> [SHORT TASK]:
Which lines in the material below contain the string "legend"? Show every one of them.

[Begin RECORDED INFORMATION]

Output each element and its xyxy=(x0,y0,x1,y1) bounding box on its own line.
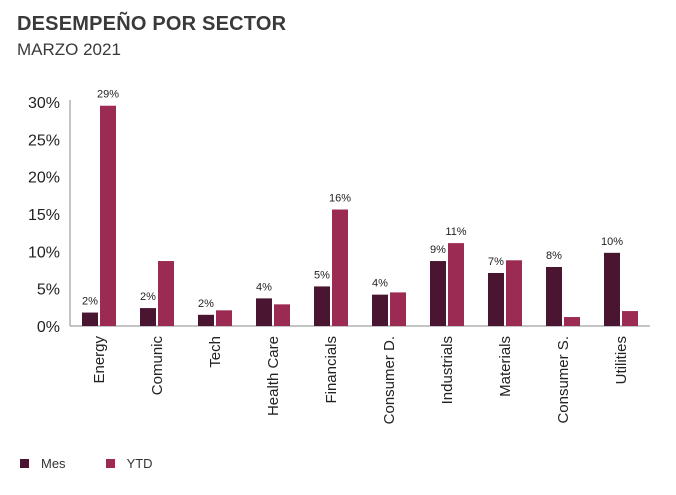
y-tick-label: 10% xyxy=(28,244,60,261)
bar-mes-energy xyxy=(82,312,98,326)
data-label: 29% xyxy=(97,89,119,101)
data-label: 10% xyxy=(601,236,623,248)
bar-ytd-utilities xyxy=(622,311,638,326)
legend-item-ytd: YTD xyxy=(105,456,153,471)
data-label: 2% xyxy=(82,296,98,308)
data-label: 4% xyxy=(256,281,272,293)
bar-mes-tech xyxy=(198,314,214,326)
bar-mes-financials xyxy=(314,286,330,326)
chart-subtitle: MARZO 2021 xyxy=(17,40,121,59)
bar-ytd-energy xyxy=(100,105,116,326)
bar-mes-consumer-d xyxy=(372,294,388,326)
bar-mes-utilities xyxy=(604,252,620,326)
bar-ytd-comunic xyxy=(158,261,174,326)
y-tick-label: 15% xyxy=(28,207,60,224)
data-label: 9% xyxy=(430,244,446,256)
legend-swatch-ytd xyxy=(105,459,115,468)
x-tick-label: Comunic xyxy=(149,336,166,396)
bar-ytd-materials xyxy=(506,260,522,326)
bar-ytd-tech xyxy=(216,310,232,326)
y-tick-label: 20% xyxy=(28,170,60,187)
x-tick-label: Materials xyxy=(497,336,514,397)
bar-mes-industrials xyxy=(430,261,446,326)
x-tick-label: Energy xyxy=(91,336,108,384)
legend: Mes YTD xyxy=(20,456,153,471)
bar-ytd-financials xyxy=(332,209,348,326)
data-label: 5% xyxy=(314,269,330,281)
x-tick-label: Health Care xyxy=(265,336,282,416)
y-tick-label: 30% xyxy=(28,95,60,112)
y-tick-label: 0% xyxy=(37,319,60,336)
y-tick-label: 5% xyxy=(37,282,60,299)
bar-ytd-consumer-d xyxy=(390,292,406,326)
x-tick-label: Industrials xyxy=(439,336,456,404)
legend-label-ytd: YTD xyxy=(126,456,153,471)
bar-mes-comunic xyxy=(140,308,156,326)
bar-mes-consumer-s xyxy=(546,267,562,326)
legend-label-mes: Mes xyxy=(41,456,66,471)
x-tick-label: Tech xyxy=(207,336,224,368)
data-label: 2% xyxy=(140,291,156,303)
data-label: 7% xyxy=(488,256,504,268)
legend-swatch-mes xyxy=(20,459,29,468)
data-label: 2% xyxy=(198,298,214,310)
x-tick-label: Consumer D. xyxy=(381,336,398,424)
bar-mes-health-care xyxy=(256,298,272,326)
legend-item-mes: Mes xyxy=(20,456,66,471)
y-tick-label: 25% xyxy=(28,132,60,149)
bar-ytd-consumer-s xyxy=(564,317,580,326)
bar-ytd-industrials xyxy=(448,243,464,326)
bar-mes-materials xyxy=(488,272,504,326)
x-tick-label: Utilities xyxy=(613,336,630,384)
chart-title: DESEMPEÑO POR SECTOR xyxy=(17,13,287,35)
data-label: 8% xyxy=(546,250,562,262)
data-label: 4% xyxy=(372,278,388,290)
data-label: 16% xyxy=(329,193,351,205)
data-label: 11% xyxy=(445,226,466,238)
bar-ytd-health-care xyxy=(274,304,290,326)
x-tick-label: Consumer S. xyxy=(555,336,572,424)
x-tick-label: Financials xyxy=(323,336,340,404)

[End RECORDED INFORMATION]

> [COMPLETED EXERCISE]:
legend-item-ytd: YTD xyxy=(105,456,153,471)
legend-swatch-ytd xyxy=(105,459,115,468)
legend: Mes YTD xyxy=(20,456,153,471)
legend-label-ytd: YTD xyxy=(126,456,153,471)
legend-label-mes: Mes xyxy=(41,456,66,471)
legend-swatch-mes xyxy=(20,459,29,468)
legend-item-mes: Mes xyxy=(20,456,66,471)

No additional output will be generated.